## start
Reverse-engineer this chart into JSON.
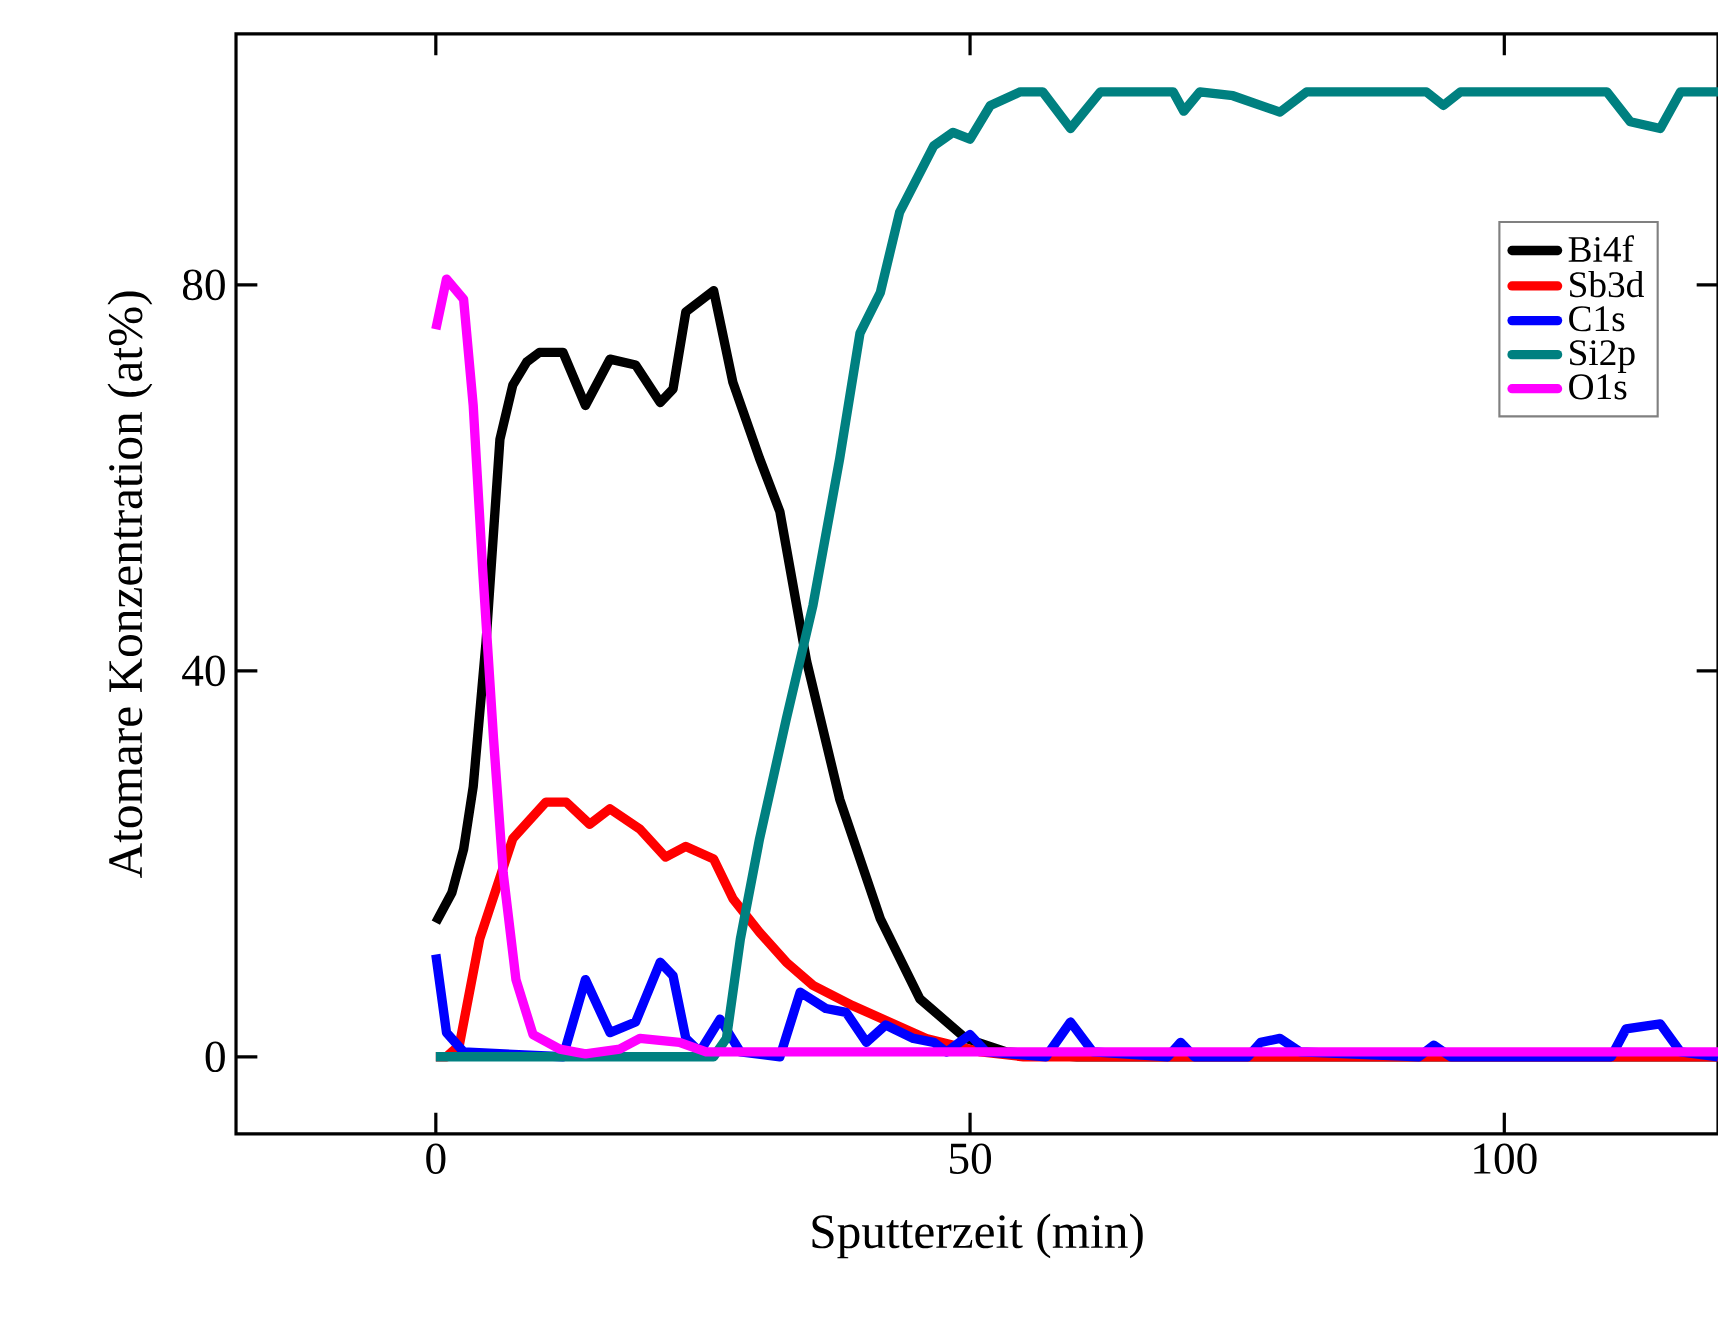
{
  "chart_data": {
    "type": "line",
    "xlabel": "Sputterzeit (min)",
    "ylabel": "Atomare Konzentration (at%)",
    "xlim": [
      -18.7,
      120
    ],
    "ylim": [
      -8,
      106
    ],
    "xticks": [
      0,
      50,
      100
    ],
    "yticks": [
      0,
      40,
      80
    ],
    "grid": false,
    "legend": "top right",
    "marker": "none",
    "line_style": "solid",
    "series": [
      {
        "name": "Bi4f",
        "color": "#000000",
        "x": [
          0,
          1.5,
          2.6,
          3.5,
          4.7,
          6,
          7.2,
          8.5,
          9.7,
          11.9,
          14,
          16.3,
          18.7,
          21,
          22.2,
          23.4,
          26,
          27.8,
          30.3,
          32.2,
          34.7,
          37.8,
          41.6,
          45.3,
          49.6,
          53.4,
          60,
          120
        ],
        "values": [
          13.9,
          17,
          21.5,
          28,
          43,
          64,
          69.6,
          72,
          73,
          73,
          67.5,
          72.3,
          71.7,
          67.8,
          69.2,
          77.2,
          79.4,
          69.9,
          62,
          56.5,
          41,
          26.7,
          14.3,
          6,
          1.9,
          0.5,
          0,
          0
        ]
      },
      {
        "name": "Sb3d",
        "color": "#ff0000",
        "x": [
          0,
          1,
          2.2,
          4.1,
          7.2,
          10.3,
          12.2,
          14.4,
          16.3,
          19.1,
          21.5,
          23.4,
          26,
          27.8,
          30.3,
          32.8,
          35.3,
          39,
          45.9,
          51,
          55,
          120
        ],
        "values": [
          0,
          0,
          1.2,
          12.2,
          22.6,
          26.4,
          26.4,
          24.1,
          25.7,
          23.6,
          20.7,
          21.8,
          20.5,
          16.4,
          12.9,
          9.8,
          7.4,
          5.3,
          1.9,
          0.5,
          0,
          0
        ]
      },
      {
        "name": "C1s",
        "color": "#0000ff",
        "x": [
          0,
          1,
          2.6,
          11.9,
          14,
          16.3,
          18.7,
          21,
          22.2,
          23.4,
          24.7,
          26.6,
          28.5,
          32.2,
          34.1,
          36.5,
          38.4,
          40.3,
          42.1,
          44.7,
          46.6,
          47.8,
          50,
          51.5,
          57.1,
          59.4,
          61.5,
          68.5,
          69.7,
          71,
          76,
          77.2,
          79,
          80.9,
          92,
          93.4,
          95,
          110,
          111.4,
          114.6,
          116.5,
          120
        ],
        "values": [
          10.6,
          2.5,
          0.5,
          0,
          8,
          2.5,
          3.6,
          9.8,
          8.4,
          1.9,
          0.5,
          3.9,
          0.5,
          0,
          6.7,
          5,
          4.6,
          1.5,
          3.3,
          1.9,
          1.5,
          0.5,
          2.3,
          0.5,
          0,
          3.6,
          0.5,
          0,
          1.5,
          0,
          0,
          1.5,
          1.9,
          0.5,
          0,
          1.2,
          0,
          0,
          2.9,
          3.4,
          0.5,
          0
        ]
      },
      {
        "name": "Si2p",
        "color": "#008080",
        "x": [
          0,
          26,
          27.2,
          28.5,
          30.3,
          32.8,
          35.3,
          37.8,
          39.7,
          41.6,
          43.4,
          46.6,
          48.4,
          50,
          51.9,
          54.7,
          56.8,
          59.4,
          62.2,
          69,
          70,
          71.5,
          74.6,
          79,
          81.5,
          92.7,
          94.3,
          95.9,
          109.6,
          111.8,
          114.6,
          116.5,
          120
        ],
        "values": [
          0,
          0,
          1.9,
          12.2,
          22.6,
          35,
          46.8,
          62,
          75,
          79.2,
          87.5,
          94.4,
          95.8,
          95.1,
          98.6,
          100,
          100,
          96.2,
          100,
          100,
          98,
          100,
          99.6,
          97.9,
          100,
          100,
          98.6,
          100,
          100,
          96.9,
          96.2,
          100,
          100
        ]
      },
      {
        "name": "O1s",
        "color": "#ff00ff",
        "x": [
          0,
          1,
          2.6,
          3.5,
          4.4,
          5.4,
          6.3,
          7.5,
          9.1,
          11.6,
          14,
          17.2,
          19.1,
          22.8,
          25.3,
          120
        ],
        "values": [
          75.4,
          80.6,
          78.5,
          67.5,
          50.2,
          33,
          19.1,
          8,
          2.3,
          0.8,
          0.3,
          0.8,
          1.9,
          1.5,
          0.5,
          0.5
        ]
      }
    ]
  }
}
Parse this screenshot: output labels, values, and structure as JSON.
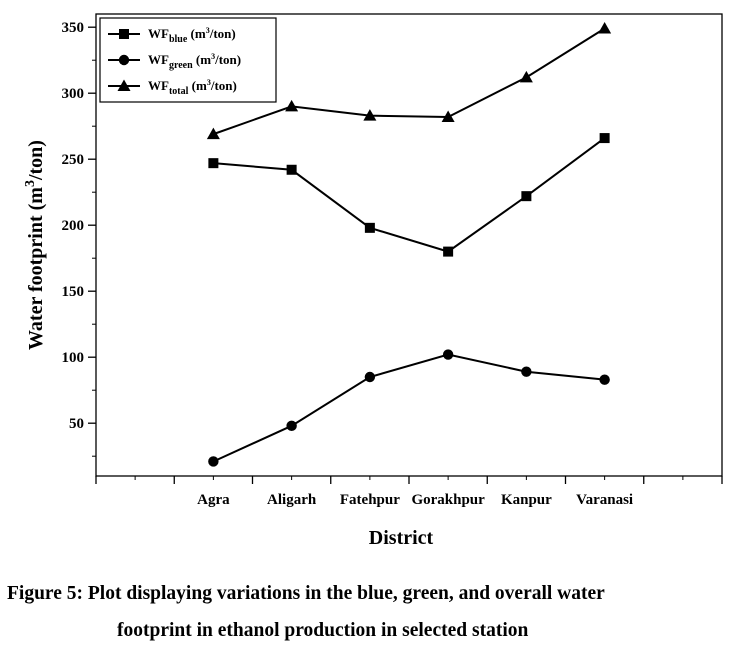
{
  "figure": {
    "caption_line1": "Figure 5: Plot displaying variations in the blue, green, and overall water",
    "caption_line2": "footprint in ethanol production in selected station"
  },
  "chart_data": {
    "type": "line",
    "categories": [
      "Agra",
      "Aligarh",
      "Fatehpur",
      "Gorakhpur",
      "Kanpur",
      "Varanasi"
    ],
    "xlabel": "District",
    "ylabel": "Water footprint (m3/ton)",
    "ylim": [
      10,
      360
    ],
    "yticks": [
      50,
      100,
      150,
      200,
      250,
      300,
      350
    ],
    "grid": false,
    "legend_position": "top-left",
    "series": [
      {
        "name": "WFblue (m3/ton)",
        "name_base": "WF",
        "name_sub": "blue",
        "name_unit_pre": " (m",
        "name_unit_sup": "3",
        "name_unit_post": "/ton)",
        "marker": "square",
        "color": "#000000",
        "values": [
          247,
          242,
          198,
          180,
          222,
          266
        ]
      },
      {
        "name": "WFgreen (m3/ton)",
        "name_base": "WF",
        "name_sub": "green",
        "name_unit_pre": " (m",
        "name_unit_sup": "3",
        "name_unit_post": "/ton)",
        "marker": "circle",
        "color": "#000000",
        "values": [
          21,
          48,
          85,
          102,
          89,
          83
        ]
      },
      {
        "name": "WFtotal (m3/ton)",
        "name_base": "WF",
        "name_sub": "total",
        "name_unit_pre": " (m",
        "name_unit_sup": "3",
        "name_unit_post": "/ton)",
        "marker": "triangle",
        "color": "#000000",
        "values": [
          269,
          290,
          283,
          282,
          312,
          349
        ]
      }
    ]
  }
}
## end
Pick out all lines from the data above in which the word "marker" appears.

    "marker": "none",
        "marker": "square",
        "marker": "circle",
        "marker": "triangle",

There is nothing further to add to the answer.